_YOUR INSTRUCTIONS_: Leave out the pictures and repeat everything else in the records exactly.

_EXTRACTED ENTRIES_:

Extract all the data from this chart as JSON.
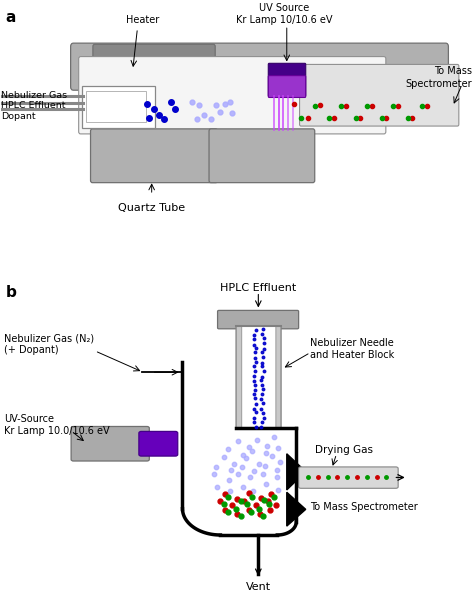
{
  "panel_a": {
    "label": "a",
    "title_uv": "UV Source\nKr Lamp 10/10.6 eV",
    "label_heater": "Heater",
    "label_neb_gas": "Nebulizer Gas",
    "label_hplc": "HPLC Effluent",
    "label_dopant": "Dopant",
    "label_quartz": "Quartz Tube",
    "label_mass_spec": "To Mass\nSpectrometer"
  },
  "panel_b": {
    "label": "b",
    "label_hplc_effluent": "HPLC Effluent",
    "label_neb_gas": "Nebulizer Gas (N₂)\n(+ Dopant)",
    "label_uv": "UV-Source\nKr Lamp 10.0/10.6 eV",
    "label_neb_needle": "Nebulizer Needle\nand Heater Block",
    "label_drying_gas": "Drying Gas",
    "label_mass_spec": "To Mass Spectrometer",
    "label_vent": "Vent"
  },
  "colors": {
    "gray_dark": "#707070",
    "gray_medium": "#999999",
    "gray_light": "#bbbbbb",
    "gray_tube": "#d8d8d8",
    "purple_top": "#6600aa",
    "purple_bot": "#cc44ff",
    "blue_dot": "#0000cc",
    "blue_light": "#aaaaff",
    "red_dot": "#cc0000",
    "green_dot": "#009900",
    "white": "#ffffff",
    "black": "#000000",
    "bg": "#ffffff"
  }
}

_FINISHED TASK_:
Extract all the data from this chart as JSON.
{
  "panel_a": {
    "label": "a",
    "title_uv": "UV Source\nKr Lamp 10/10.6 eV",
    "label_heater": "Heater",
    "label_neb_gas": "Nebulizer Gas",
    "label_hplc": "HPLC Effluent",
    "label_dopant": "Dopant",
    "label_quartz": "Quartz Tube",
    "label_mass_spec": "To Mass\nSpectrometer"
  },
  "panel_b": {
    "label": "b",
    "label_hplc_effluent": "HPLC Effluent",
    "label_neb_gas": "Nebulizer Gas (N₂)\n(+ Dopant)",
    "label_uv": "UV-Source\nKr Lamp 10.0/10.6 eV",
    "label_neb_needle": "Nebulizer Needle\nand Heater Block",
    "label_drying_gas": "Drying Gas",
    "label_mass_spec": "To Mass Spectrometer",
    "label_vent": "Vent"
  },
  "colors": {
    "gray_dark": "#707070",
    "gray_medium": "#999999",
    "gray_light": "#bbbbbb",
    "gray_tube": "#d8d8d8",
    "purple_top": "#6600aa",
    "purple_bot": "#cc44ff",
    "blue_dot": "#0000cc",
    "blue_light": "#aaaaff",
    "red_dot": "#cc0000",
    "green_dot": "#009900",
    "white": "#ffffff",
    "black": "#000000",
    "bg": "#ffffff"
  }
}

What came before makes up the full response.